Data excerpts
<<<<

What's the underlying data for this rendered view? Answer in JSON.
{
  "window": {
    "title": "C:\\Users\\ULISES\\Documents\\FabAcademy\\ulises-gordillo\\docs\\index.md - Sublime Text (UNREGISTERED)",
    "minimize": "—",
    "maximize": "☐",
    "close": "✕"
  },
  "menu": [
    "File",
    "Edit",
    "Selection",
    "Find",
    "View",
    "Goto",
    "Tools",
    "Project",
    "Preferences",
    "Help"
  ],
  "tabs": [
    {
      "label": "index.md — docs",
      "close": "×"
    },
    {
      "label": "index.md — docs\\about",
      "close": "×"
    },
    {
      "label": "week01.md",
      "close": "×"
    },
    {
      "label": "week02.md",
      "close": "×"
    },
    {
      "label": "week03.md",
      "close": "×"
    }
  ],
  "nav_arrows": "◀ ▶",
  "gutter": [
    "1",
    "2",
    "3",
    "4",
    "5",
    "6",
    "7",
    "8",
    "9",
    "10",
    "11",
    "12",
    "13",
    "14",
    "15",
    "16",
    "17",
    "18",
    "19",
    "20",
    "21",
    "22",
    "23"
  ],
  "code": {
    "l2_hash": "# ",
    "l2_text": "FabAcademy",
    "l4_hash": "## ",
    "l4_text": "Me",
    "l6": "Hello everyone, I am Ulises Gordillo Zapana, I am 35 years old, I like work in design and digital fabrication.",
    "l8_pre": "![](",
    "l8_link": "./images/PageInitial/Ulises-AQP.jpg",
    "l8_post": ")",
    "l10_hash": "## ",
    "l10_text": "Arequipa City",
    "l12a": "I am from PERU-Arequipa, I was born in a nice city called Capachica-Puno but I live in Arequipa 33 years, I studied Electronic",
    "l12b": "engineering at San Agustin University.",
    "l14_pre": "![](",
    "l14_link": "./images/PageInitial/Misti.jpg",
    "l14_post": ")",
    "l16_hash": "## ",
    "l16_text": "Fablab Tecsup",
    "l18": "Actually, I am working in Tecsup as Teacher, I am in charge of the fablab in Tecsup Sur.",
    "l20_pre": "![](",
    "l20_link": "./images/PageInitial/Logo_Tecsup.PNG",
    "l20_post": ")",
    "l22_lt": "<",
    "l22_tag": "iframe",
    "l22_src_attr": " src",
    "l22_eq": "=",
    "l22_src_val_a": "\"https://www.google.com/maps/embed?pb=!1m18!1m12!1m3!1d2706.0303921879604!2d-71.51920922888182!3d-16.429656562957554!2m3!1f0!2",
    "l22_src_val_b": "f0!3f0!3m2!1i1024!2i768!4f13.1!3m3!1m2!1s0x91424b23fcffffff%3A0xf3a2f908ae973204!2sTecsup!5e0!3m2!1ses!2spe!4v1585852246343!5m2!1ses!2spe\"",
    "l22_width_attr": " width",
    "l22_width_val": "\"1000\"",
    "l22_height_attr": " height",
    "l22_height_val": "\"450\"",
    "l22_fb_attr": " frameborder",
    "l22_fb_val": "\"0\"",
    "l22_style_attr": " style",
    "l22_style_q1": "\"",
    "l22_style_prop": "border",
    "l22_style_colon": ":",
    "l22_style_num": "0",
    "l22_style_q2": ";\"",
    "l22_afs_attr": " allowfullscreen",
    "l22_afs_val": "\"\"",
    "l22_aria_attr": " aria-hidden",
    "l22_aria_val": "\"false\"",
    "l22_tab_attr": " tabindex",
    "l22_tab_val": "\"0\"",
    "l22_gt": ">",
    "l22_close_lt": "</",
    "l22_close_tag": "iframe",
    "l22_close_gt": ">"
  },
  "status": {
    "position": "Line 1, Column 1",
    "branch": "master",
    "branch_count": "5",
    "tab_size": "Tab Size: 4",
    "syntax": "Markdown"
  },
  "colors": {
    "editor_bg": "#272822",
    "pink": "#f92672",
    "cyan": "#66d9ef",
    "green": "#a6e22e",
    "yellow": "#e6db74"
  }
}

>>>>

Problem statement - From the data above, copy each line that has the string "images".

Result of this task -
    "l8_link": "./images/PageInitial/Ulises-AQP.jpg",
    "l14_link": "./images/PageInitial/Misti.jpg",
    "l20_link": "./images/PageInitial/Logo_Tecsup.PNG",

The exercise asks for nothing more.